Transcribe all of the material exactly.

__________________________________________________

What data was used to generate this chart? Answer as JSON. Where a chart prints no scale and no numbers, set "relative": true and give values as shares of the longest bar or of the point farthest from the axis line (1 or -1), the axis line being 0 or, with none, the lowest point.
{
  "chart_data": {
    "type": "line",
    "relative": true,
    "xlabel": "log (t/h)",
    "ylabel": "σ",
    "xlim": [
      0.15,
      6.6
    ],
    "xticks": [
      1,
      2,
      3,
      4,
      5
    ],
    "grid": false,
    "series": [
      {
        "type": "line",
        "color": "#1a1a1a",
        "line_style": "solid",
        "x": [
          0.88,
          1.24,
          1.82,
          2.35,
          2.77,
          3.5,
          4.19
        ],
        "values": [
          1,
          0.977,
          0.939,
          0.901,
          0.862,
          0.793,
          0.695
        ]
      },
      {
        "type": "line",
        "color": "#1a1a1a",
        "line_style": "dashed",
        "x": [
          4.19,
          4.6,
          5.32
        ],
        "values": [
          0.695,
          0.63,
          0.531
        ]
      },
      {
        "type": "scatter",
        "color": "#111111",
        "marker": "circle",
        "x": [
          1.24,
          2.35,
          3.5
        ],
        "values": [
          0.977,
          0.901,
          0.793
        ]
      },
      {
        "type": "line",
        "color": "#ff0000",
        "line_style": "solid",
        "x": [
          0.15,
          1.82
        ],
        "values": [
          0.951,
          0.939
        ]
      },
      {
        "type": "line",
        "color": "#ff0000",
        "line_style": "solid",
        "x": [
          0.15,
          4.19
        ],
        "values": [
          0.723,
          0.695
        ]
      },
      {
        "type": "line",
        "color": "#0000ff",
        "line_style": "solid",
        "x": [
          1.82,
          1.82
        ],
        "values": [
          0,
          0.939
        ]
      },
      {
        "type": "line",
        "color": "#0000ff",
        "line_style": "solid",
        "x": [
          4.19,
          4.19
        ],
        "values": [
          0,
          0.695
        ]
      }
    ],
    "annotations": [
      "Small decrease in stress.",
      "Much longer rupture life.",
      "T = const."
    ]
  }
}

__________________________________________________

FINISHED TASK
What data was used to generate this chart? Answer as JSON. Where a chart prints no scale and no numbers, set "relative": true and give values as shares of the longest bar or of the point farthest from the axis line (1 or -1), the axis line being 0 or, with none, the lowest point.
{
  "chart_data": {
    "type": "line",
    "relative": true,
    "xlabel": "log (t/h)",
    "ylabel": "σ",
    "xlim": [
      0.15,
      6.6
    ],
    "xticks": [
      1,
      2,
      3,
      4,
      5
    ],
    "grid": false,
    "series": [
      {
        "type": "line",
        "color": "#1a1a1a",
        "line_style": "solid",
        "x": [
          0.88,
          1.24,
          1.82,
          2.35,
          2.77,
          3.5,
          4.19
        ],
        "values": [
          1,
          0.977,
          0.939,
          0.901,
          0.862,
          0.793,
          0.695
        ]
      },
      {
        "type": "line",
        "color": "#1a1a1a",
        "line_style": "dashed",
        "x": [
          4.19,
          4.6,
          5.32
        ],
        "values": [
          0.695,
          0.63,
          0.531
        ]
      },
      {
        "type": "scatter",
        "color": "#111111",
        "marker": "circle",
        "x": [
          1.24,
          2.35,
          3.5
        ],
        "values": [
          0.977,
          0.901,
          0.793
        ]
      },
      {
        "type": "line",
        "color": "#ff0000",
        "line_style": "solid",
        "x": [
          0.15,
          1.82
        ],
        "values": [
          0.951,
          0.939
        ]
      },
      {
        "type": "line",
        "color": "#ff0000",
        "line_style": "solid",
        "x": [
          0.15,
          4.19
        ],
        "values": [
          0.723,
          0.695
        ]
      },
      {
        "type": "line",
        "color": "#0000ff",
        "line_style": "solid",
        "x": [
          1.82,
          1.82
        ],
        "values": [
          0,
          0.939
        ]
      },
      {
        "type": "line",
        "color": "#0000ff",
        "line_style": "solid",
        "x": [
          4.19,
          4.19
        ],
        "values": [
          0,
          0.695
        ]
      }
    ],
    "annotations": [
      "Small decrease in stress.",
      "Much longer rupture life.",
      "T = const."
    ]
  }
}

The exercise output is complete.